• **Directions for this task**
Exactly how many lines in the data below contain the string "variable"? Give that number and nothing else.

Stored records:
* * * * * * *

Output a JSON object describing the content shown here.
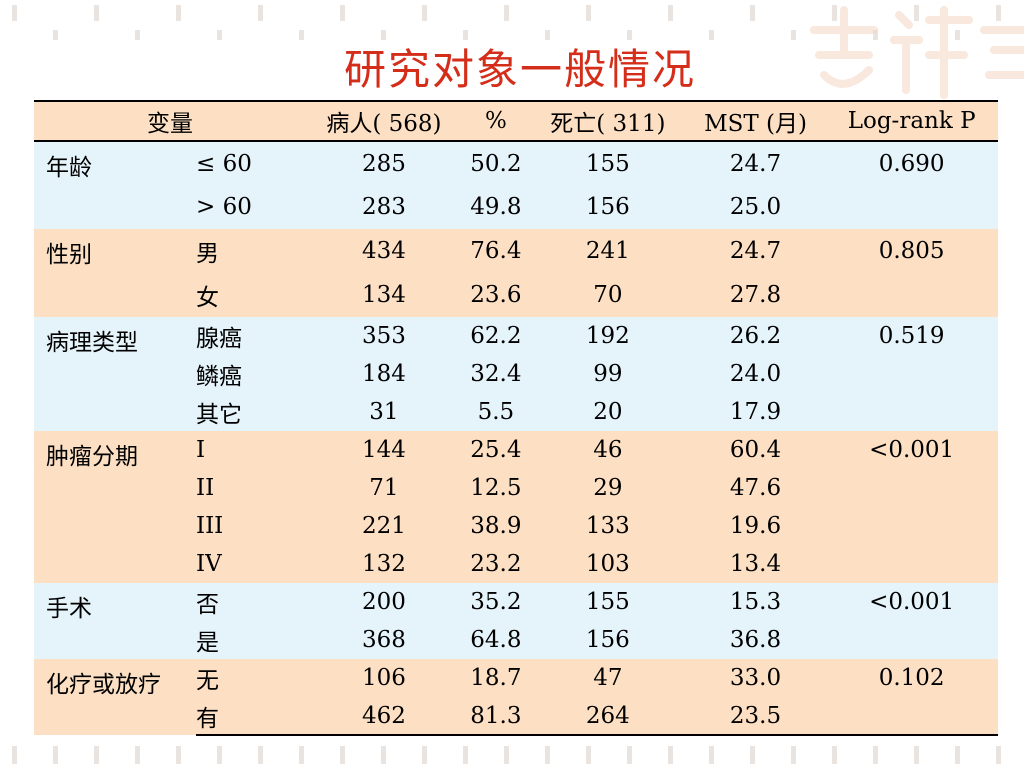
{
  "title": "研究对象一般情况",
  "table": {
    "headers": [
      "变量",
      "病人( 568)",
      "%",
      "死亡( 311)",
      "MST (月)",
      "Log-rank P"
    ],
    "groups": [
      {
        "variable": "年龄",
        "rows": [
          {
            "sub": "≤ 60",
            "patients": "285",
            "pct": "50.2",
            "deaths": "155",
            "mst": "24.7",
            "p": "0.690"
          },
          {
            "sub": "> 60",
            "patients": "283",
            "pct": "49.8",
            "deaths": "156",
            "mst": "25.0",
            "p": ""
          }
        ]
      },
      {
        "variable": "性别",
        "rows": [
          {
            "sub": "男",
            "patients": "434",
            "pct": "76.4",
            "deaths": "241",
            "mst": "24.7",
            "p": "0.805"
          },
          {
            "sub": "女",
            "patients": "134",
            "pct": "23.6",
            "deaths": "70",
            "mst": "27.8",
            "p": ""
          }
        ]
      },
      {
        "variable": "病理类型",
        "rows": [
          {
            "sub": "腺癌",
            "patients": "353",
            "pct": "62.2",
            "deaths": "192",
            "mst": "26.2",
            "p": "0.519"
          },
          {
            "sub": "鳞癌",
            "patients": "184",
            "pct": "32.4",
            "deaths": "99",
            "mst": "24.0",
            "p": ""
          },
          {
            "sub": "其它",
            "patients": "31",
            "pct": "5.5",
            "deaths": "20",
            "mst": "17.9",
            "p": ""
          }
        ]
      },
      {
        "variable": "肿瘤分期",
        "rows": [
          {
            "sub": "I",
            "patients": "144",
            "pct": "25.4",
            "deaths": "46",
            "mst": "60.4",
            "p": "<0.001"
          },
          {
            "sub": "II",
            "patients": "71",
            "pct": "12.5",
            "deaths": "29",
            "mst": "47.6",
            "p": ""
          },
          {
            "sub": "III",
            "patients": "221",
            "pct": "38.9",
            "deaths": "133",
            "mst": "19.6",
            "p": ""
          },
          {
            "sub": "IV",
            "patients": "132",
            "pct": "23.2",
            "deaths": "103",
            "mst": "13.4",
            "p": ""
          }
        ]
      },
      {
        "variable": "手术",
        "rows": [
          {
            "sub": "否",
            "patients": "200",
            "pct": "35.2",
            "deaths": "155",
            "mst": "15.3",
            "p": "<0.001"
          },
          {
            "sub": "是",
            "patients": "368",
            "pct": "64.8",
            "deaths": "156",
            "mst": "36.8",
            "p": ""
          }
        ]
      },
      {
        "variable": "化疗或放疗",
        "rows": [
          {
            "sub": "无",
            "patients": "106",
            "pct": "18.7",
            "deaths": "47",
            "mst": "33.0",
            "p": "0.102"
          },
          {
            "sub": "有",
            "patients": "462",
            "pct": "81.3",
            "deaths": "264",
            "mst": "23.5",
            "p": ""
          }
        ]
      }
    ]
  },
  "colors": {
    "title": "#d42d1a",
    "row_blue": "#e5f3fb",
    "row_peach": "#fde0c4"
  }
}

* * * * * * *

• **Final answer**
6